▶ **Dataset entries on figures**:

# # # # # # #

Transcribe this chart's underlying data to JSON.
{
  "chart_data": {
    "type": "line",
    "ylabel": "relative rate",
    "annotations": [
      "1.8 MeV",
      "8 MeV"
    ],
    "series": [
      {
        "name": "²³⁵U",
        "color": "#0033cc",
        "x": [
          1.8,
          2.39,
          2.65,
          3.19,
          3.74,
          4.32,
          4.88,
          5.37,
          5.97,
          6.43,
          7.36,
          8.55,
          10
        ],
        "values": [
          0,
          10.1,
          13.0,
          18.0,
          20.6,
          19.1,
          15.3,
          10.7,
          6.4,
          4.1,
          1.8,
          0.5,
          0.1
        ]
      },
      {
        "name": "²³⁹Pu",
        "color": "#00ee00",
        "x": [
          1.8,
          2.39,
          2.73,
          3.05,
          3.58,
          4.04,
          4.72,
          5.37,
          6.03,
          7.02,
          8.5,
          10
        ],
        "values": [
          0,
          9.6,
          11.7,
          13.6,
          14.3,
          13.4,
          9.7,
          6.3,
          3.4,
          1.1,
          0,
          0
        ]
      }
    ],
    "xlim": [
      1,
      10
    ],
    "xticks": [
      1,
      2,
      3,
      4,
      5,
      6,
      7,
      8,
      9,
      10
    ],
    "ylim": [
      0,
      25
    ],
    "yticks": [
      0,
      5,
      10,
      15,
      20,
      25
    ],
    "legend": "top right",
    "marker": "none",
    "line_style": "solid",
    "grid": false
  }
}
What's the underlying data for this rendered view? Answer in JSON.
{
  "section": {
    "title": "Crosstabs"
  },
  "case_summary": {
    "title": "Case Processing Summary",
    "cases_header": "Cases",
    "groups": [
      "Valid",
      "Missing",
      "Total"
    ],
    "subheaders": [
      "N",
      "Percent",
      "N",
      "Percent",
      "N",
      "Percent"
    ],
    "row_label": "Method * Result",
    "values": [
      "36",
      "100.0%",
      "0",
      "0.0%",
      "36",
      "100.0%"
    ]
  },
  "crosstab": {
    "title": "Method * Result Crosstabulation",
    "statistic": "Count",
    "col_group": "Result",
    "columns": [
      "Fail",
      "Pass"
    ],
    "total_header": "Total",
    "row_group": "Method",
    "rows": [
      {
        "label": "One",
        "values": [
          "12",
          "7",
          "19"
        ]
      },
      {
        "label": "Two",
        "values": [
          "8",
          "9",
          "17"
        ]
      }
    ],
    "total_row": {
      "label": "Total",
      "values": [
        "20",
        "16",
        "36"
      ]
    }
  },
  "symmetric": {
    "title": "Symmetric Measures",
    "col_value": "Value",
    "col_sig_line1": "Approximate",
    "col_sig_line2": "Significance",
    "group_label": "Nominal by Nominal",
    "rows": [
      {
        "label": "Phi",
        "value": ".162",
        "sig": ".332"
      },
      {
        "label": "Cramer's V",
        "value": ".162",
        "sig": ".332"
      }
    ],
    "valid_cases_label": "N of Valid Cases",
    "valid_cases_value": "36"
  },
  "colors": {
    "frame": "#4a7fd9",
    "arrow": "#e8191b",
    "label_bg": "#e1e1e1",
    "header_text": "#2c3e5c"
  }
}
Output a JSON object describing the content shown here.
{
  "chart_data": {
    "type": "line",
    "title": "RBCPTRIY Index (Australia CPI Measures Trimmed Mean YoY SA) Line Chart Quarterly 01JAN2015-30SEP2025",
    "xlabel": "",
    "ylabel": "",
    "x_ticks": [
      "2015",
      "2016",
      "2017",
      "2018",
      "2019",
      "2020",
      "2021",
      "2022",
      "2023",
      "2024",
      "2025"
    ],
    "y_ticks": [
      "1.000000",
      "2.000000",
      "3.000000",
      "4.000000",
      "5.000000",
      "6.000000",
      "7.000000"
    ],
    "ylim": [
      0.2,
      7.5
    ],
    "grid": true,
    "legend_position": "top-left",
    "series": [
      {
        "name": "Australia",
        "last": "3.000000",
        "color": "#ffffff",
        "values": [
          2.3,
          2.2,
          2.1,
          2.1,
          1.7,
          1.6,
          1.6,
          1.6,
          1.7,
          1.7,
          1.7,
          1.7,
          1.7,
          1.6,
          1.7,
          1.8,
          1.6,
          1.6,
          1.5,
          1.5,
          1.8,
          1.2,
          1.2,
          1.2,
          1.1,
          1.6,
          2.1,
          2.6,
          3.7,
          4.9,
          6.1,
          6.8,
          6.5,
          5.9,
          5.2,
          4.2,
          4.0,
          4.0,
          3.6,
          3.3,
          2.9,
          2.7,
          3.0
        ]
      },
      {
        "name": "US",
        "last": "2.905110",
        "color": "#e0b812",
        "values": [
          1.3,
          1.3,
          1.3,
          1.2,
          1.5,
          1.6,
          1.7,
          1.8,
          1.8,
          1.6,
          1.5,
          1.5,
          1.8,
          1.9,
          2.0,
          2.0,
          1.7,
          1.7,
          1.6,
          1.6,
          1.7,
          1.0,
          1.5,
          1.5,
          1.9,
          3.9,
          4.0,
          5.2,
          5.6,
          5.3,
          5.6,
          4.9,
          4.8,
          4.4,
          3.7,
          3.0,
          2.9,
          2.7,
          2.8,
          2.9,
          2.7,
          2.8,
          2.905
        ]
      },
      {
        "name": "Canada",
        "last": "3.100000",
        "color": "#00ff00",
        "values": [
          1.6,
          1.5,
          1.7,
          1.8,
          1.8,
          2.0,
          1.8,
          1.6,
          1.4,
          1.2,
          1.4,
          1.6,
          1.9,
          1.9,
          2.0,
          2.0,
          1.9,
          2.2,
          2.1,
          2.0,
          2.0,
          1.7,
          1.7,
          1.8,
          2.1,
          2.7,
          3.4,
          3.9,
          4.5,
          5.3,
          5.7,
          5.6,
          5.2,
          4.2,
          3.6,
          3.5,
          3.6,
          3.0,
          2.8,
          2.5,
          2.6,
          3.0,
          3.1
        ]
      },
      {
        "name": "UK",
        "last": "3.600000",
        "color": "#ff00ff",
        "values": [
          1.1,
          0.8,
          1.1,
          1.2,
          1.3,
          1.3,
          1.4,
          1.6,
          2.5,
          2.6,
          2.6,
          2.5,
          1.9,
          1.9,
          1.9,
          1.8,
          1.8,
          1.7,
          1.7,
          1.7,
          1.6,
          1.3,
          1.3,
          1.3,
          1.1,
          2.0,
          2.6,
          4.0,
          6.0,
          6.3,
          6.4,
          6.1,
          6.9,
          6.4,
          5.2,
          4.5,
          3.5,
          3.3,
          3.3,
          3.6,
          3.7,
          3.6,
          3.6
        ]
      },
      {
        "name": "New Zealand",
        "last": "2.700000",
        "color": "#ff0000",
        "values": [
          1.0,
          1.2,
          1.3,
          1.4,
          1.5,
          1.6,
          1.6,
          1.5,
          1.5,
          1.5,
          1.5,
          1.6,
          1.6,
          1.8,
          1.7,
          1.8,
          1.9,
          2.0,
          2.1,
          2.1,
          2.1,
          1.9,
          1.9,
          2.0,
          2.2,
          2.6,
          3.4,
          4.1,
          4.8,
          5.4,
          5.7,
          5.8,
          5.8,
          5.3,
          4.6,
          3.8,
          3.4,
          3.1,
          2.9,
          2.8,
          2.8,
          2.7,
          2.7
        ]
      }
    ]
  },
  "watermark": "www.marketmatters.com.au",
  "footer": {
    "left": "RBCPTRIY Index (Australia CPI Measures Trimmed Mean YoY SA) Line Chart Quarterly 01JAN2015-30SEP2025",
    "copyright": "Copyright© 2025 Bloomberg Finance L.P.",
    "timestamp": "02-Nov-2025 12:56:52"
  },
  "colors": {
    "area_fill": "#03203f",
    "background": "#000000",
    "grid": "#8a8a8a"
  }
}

# # # # # # #

▶ **What to work on**: Copy out every entry again, exactly as it was given.

▶ **Reply**:
Transcribe this chart's underlying data to JSON.
{
  "chart_data": {
    "type": "line",
    "ylabel": "relative rate",
    "annotations": [
      "1.8 MeV",
      "8 MeV"
    ],
    "series": [
      {
        "name": "²³⁵U",
        "color": "#0033cc",
        "x": [
          1.8,
          2.39,
          2.65,
          3.19,
          3.74,
          4.32,
          4.88,
          5.37,
          5.97,
          6.43,
          7.36,
          8.55,
          10
        ],
        "values": [
          0,
          10.1,
          13.0,
          18.0,
          20.6,
          19.1,
          15.3,
          10.7,
          6.4,
          4.1,
          1.8,
          0.5,
          0.1
        ]
      },
      {
        "name": "²³⁹Pu",
        "color": "#00ee00",
        "x": [
          1.8,
          2.39,
          2.73,
          3.05,
          3.58,
          4.04,
          4.72,
          5.37,
          6.03,
          7.02,
          8.5,
          10
        ],
        "values": [
          0,
          9.6,
          11.7,
          13.6,
          14.3,
          13.4,
          9.7,
          6.3,
          3.4,
          1.1,
          0,
          0
        ]
      }
    ],
    "xlim": [
      1,
      10
    ],
    "xticks": [
      1,
      2,
      3,
      4,
      5,
      6,
      7,
      8,
      9,
      10
    ],
    "ylim": [
      0,
      25
    ],
    "yticks": [
      0,
      5,
      10,
      15,
      20,
      25
    ],
    "legend": "top right",
    "marker": "none",
    "line_style": "solid",
    "grid": false
  }
}
What's the underlying data for this rendered view? Answer in JSON.
{
  "section": {
    "title": "Crosstabs"
  },
  "case_summary": {
    "title": "Case Processing Summary",
    "cases_header": "Cases",
    "groups": [
      "Valid",
      "Missing",
      "Total"
    ],
    "subheaders": [
      "N",
      "Percent",
      "N",
      "Percent",
      "N",
      "Percent"
    ],
    "row_label": "Method * Result",
    "values": [
      "36",
      "100.0%",
      "0",
      "0.0%",
      "36",
      "100.0%"
    ]
  },
  "crosstab": {
    "title": "Method * Result Crosstabulation",
    "statistic": "Count",
    "col_group": "Result",
    "columns": [
      "Fail",
      "Pass"
    ],
    "total_header": "Total",
    "row_group": "Method",
    "rows": [
      {
        "label": "One",
        "values": [
          "12",
          "7",
          "19"
        ]
      },
      {
        "label": "Two",
        "values": [
          "8",
          "9",
          "17"
        ]
      }
    ],
    "total_row": {
      "label": "Total",
      "values": [
        "20",
        "16",
        "36"
      ]
    }
  },
  "symmetric": {
    "title": "Symmetric Measures",
    "col_value": "Value",
    "col_sig_line1": "Approximate",
    "col_sig_line2": "Significance",
    "group_label": "Nominal by Nominal",
    "rows": [
      {
        "label": "Phi",
        "value": ".162",
        "sig": ".332"
      },
      {
        "label": "Cramer's V",
        "value": ".162",
        "sig": ".332"
      }
    ],
    "valid_cases_label": "N of Valid Cases",
    "valid_cases_value": "36"
  },
  "colors": {
    "frame": "#4a7fd9",
    "arrow": "#e8191b",
    "label_bg": "#e1e1e1",
    "header_text": "#2c3e5c"
  }
}
Output a JSON object describing the content shown here.
{
  "chart_data": {
    "type": "line",
    "title": "RBCPTRIY Index (Australia CPI Measures Trimmed Mean YoY SA) Line Chart Quarterly 01JAN2015-30SEP2025",
    "xlabel": "",
    "ylabel": "",
    "x_ticks": [
      "2015",
      "2016",
      "2017",
      "2018",
      "2019",
      "2020",
      "2021",
      "2022",
      "2023",
      "2024",
      "2025"
    ],
    "y_ticks": [
      "1.000000",
      "2.000000",
      "3.000000",
      "4.000000",
      "5.000000",
      "6.000000",
      "7.000000"
    ],
    "ylim": [
      0.2,
      7.5
    ],
    "grid": true,
    "legend_position": "top-left",
    "series": [
      {
        "name": "Australia",
        "last": "3.000000",
        "color": "#ffffff",
        "values": [
          2.3,
          2.2,
          2.1,
          2.1,
          1.7,
          1.6,
          1.6,
          1.6,
          1.7,
          1.7,
          1.7,
          1.7,
          1.7,
          1.6,
          1.7,
          1.8,
          1.6,
          1.6,
          1.5,
          1.5,
          1.8,
          1.2,
          1.2,
          1.2,
          1.1,
          1.6,
          2.1,
          2.6,
          3.7,
          4.9,
          6.1,
          6.8,
          6.5,
          5.9,
          5.2,
          4.2,
          4.0,
          4.0,
          3.6,
          3.3,
          2.9,
          2.7,
          3.0
        ]
      },
      {
        "name": "US",
        "last": "2.905110",
        "color": "#e0b812",
        "values": [
          1.3,
          1.3,
          1.3,
          1.2,
          1.5,
          1.6,
          1.7,
          1.8,
          1.8,
          1.6,
          1.5,
          1.5,
          1.8,
          1.9,
          2.0,
          2.0,
          1.7,
          1.7,
          1.6,
          1.6,
          1.7,
          1.0,
          1.5,
          1.5,
          1.9,
          3.9,
          4.0,
          5.2,
          5.6,
          5.3,
          5.6,
          4.9,
          4.8,
          4.4,
          3.7,
          3.0,
          2.9,
          2.7,
          2.8,
          2.9,
          2.7,
          2.8,
          2.905
        ]
      },
      {
        "name": "Canada",
        "last": "3.100000",
        "color": "#00ff00",
        "values": [
          1.6,
          1.5,
          1.7,
          1.8,
          1.8,
          2.0,
          1.8,
          1.6,
          1.4,
          1.2,
          1.4,
          1.6,
          1.9,
          1.9,
          2.0,
          2.0,
          1.9,
          2.2,
          2.1,
          2.0,
          2.0,
          1.7,
          1.7,
          1.8,
          2.1,
          2.7,
          3.4,
          3.9,
          4.5,
          5.3,
          5.7,
          5.6,
          5.2,
          4.2,
          3.6,
          3.5,
          3.6,
          3.0,
          2.8,
          2.5,
          2.6,
          3.0,
          3.1
        ]
      },
      {
        "name": "UK",
        "last": "3.600000",
        "color": "#ff00ff",
        "values": [
          1.1,
          0.8,
          1.1,
          1.2,
          1.3,
          1.3,
          1.4,
          1.6,
          2.5,
          2.6,
          2.6,
          2.5,
          1.9,
          1.9,
          1.9,
          1.8,
          1.8,
          1.7,
          1.7,
          1.7,
          1.6,
          1.3,
          1.3,
          1.3,
          1.1,
          2.0,
          2.6,
          4.0,
          6.0,
          6.3,
          6.4,
          6.1,
          6.9,
          6.4,
          5.2,
          4.5,
          3.5,
          3.3,
          3.3,
          3.6,
          3.7,
          3.6,
          3.6
        ]
      },
      {
        "name": "New Zealand",
        "last": "2.700000",
        "color": "#ff0000",
        "values": [
          1.0,
          1.2,
          1.3,
          1.4,
          1.5,
          1.6,
          1.6,
          1.5,
          1.5,
          1.5,
          1.5,
          1.6,
          1.6,
          1.8,
          1.7,
          1.8,
          1.9,
          2.0,
          2.1,
          2.1,
          2.1,
          1.9,
          1.9,
          2.0,
          2.2,
          2.6,
          3.4,
          4.1,
          4.8,
          5.4,
          5.7,
          5.8,
          5.8,
          5.3,
          4.6,
          3.8,
          3.4,
          3.1,
          2.9,
          2.8,
          2.8,
          2.7,
          2.7
        ]
      }
    ]
  },
  "watermark": "www.marketmatters.com.au",
  "footer": {
    "left": "RBCPTRIY Index (Australia CPI Measures Trimmed Mean YoY SA) Line Chart Quarterly 01JAN2015-30SEP2025",
    "copyright": "Copyright© 2025 Bloomberg Finance L.P.",
    "timestamp": "02-Nov-2025 12:56:52"
  },
  "colors": {
    "area_fill": "#03203f",
    "background": "#000000",
    "grid": "#8a8a8a"
  }
}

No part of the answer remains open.